→ **WHAT IS NEEDED**
Scan the entries below for the word "https". Copy each line that has it.

Stored data
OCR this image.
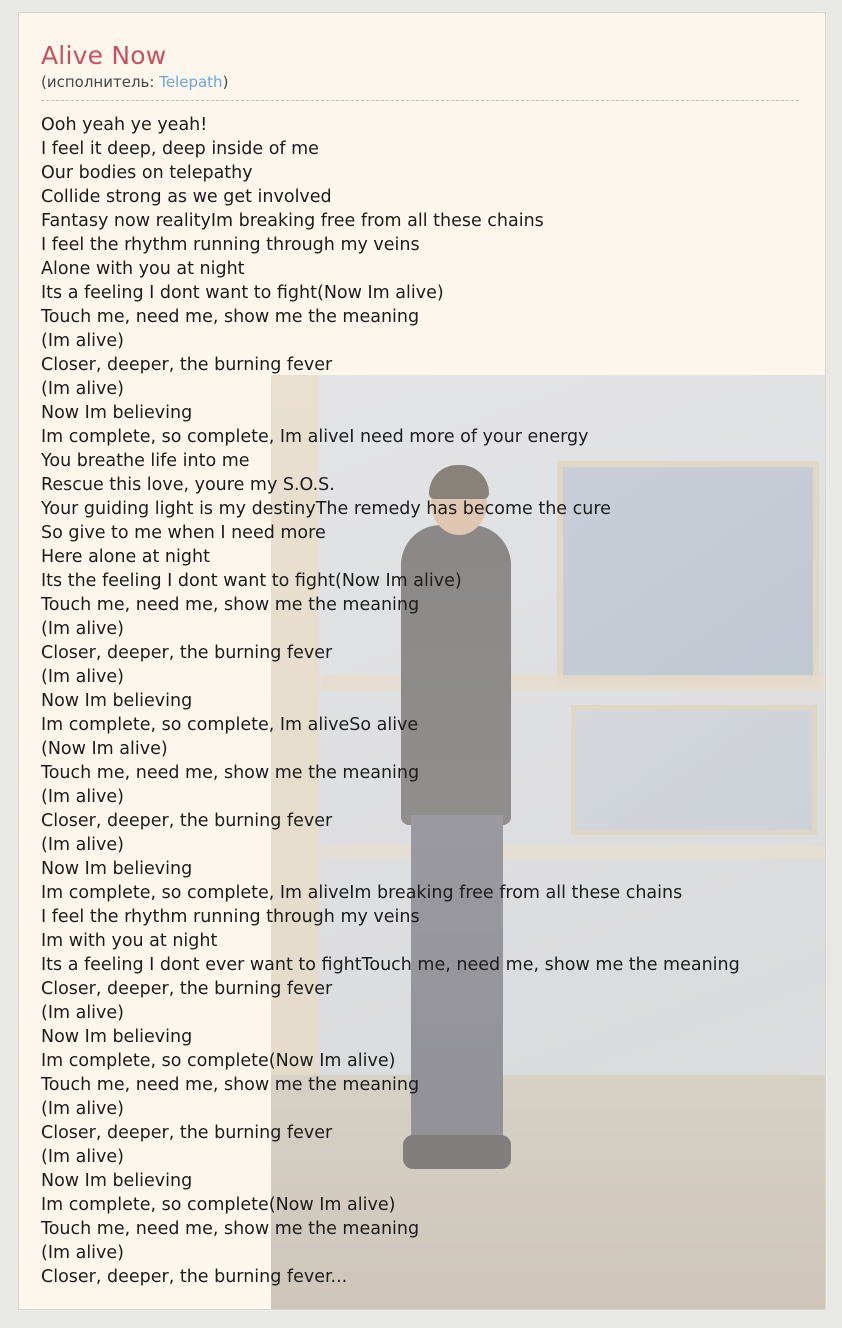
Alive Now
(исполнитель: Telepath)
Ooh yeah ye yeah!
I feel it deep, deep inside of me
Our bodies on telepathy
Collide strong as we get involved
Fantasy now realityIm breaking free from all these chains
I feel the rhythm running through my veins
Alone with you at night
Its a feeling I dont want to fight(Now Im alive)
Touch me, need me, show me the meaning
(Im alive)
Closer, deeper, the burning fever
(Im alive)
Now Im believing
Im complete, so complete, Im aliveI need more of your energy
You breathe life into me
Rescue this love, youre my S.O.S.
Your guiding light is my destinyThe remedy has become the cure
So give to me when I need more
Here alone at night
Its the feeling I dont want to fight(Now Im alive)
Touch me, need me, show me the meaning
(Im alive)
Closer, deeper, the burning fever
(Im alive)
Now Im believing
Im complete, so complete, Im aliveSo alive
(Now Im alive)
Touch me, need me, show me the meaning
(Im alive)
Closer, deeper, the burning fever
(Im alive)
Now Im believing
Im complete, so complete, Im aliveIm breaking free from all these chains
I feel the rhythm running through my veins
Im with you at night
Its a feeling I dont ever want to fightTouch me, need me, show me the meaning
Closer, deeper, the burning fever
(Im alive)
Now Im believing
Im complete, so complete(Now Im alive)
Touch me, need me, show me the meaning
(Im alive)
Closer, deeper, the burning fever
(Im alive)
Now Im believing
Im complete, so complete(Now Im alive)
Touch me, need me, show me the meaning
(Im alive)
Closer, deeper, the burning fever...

==

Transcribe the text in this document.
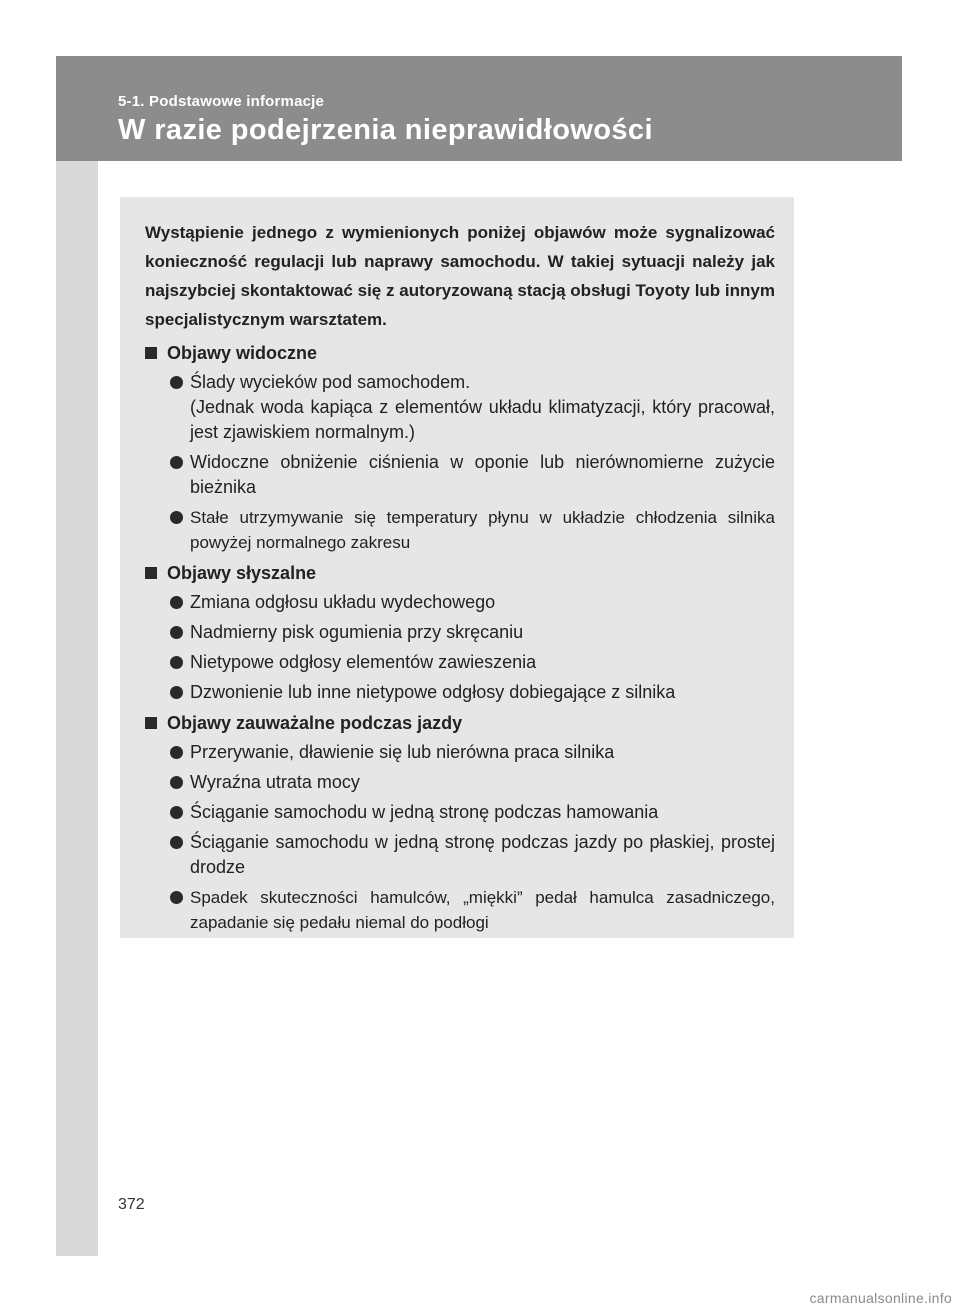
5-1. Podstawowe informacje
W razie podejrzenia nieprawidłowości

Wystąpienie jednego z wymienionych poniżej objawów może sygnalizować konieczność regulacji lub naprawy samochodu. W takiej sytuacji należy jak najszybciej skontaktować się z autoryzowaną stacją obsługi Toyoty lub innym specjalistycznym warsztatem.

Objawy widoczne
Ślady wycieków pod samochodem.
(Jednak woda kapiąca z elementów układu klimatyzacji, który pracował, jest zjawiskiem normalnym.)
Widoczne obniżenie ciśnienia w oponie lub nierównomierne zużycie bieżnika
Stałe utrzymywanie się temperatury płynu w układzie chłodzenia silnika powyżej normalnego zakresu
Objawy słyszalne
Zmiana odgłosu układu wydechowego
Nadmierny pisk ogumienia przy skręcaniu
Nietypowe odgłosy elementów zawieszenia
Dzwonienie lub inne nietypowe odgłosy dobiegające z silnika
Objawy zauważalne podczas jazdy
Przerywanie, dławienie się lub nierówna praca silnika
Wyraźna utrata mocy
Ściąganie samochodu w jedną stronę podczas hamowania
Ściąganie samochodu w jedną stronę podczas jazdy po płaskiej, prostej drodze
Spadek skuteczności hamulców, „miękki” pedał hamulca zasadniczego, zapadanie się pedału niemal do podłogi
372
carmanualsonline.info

* * *

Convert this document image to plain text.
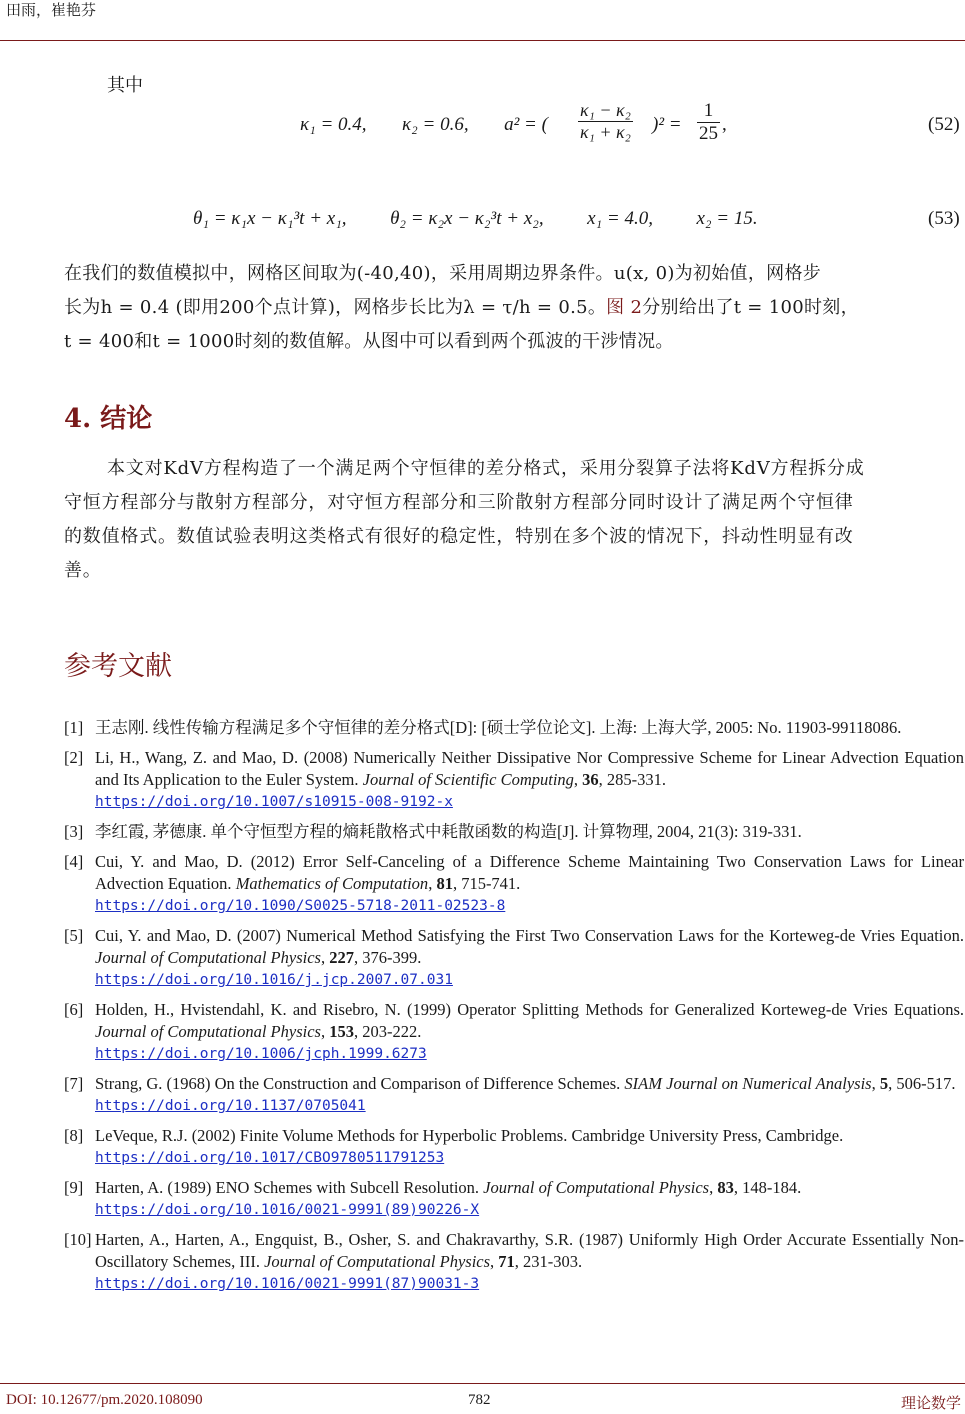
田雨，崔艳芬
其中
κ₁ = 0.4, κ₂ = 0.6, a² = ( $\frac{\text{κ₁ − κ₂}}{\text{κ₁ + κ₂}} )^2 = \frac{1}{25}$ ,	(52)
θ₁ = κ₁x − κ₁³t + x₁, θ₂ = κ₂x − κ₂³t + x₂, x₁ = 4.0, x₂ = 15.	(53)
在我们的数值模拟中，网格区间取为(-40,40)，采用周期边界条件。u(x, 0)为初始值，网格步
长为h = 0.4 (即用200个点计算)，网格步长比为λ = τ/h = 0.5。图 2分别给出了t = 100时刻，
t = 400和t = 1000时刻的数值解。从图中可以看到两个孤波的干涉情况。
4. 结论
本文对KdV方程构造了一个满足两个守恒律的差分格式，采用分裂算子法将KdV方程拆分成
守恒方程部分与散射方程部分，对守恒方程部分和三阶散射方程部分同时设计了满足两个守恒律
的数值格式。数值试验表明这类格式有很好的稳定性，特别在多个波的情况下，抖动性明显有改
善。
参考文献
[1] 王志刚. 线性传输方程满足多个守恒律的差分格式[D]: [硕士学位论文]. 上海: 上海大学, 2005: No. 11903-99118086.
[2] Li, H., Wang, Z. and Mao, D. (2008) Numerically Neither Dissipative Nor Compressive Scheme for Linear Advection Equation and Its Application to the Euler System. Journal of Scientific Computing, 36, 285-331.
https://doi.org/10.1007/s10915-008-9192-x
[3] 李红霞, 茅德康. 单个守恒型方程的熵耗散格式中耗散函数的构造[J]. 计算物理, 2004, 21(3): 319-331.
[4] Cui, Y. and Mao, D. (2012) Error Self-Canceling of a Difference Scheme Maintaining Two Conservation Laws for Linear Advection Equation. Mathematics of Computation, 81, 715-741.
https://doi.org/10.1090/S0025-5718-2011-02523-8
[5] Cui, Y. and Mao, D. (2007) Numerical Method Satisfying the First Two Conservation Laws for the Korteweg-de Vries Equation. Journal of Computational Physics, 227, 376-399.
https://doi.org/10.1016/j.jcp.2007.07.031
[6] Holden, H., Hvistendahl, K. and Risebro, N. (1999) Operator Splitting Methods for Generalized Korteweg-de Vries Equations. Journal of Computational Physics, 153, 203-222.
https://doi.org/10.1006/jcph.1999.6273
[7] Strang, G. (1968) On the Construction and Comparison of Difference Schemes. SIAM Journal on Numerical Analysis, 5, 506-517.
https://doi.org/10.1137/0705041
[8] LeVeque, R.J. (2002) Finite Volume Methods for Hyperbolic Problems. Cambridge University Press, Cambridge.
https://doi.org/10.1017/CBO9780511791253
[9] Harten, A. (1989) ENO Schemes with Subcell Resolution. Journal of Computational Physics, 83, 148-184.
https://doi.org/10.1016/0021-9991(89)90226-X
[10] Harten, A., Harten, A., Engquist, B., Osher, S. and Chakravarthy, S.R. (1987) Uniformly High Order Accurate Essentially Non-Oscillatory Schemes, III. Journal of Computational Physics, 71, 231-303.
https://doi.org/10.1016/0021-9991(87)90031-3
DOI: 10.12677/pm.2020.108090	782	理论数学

→ **ANSWER FOR THE TASK**
https://doi.org/10.1007/s10915-008-9192-x
https://doi.org/10.1090/S0025-5718-2011-02523-8
https://doi.org/10.1016/j.jcp.2007.07.031
https://doi.org/10.1006/jcph.1999.6273
https://doi.org/10.1137/0705041
https://doi.org/10.1017/CBO9780511791253
https://doi.org/10.1016/0021-9991(89)90226-X
https://doi.org/10.1016/0021-9991(87)90031-3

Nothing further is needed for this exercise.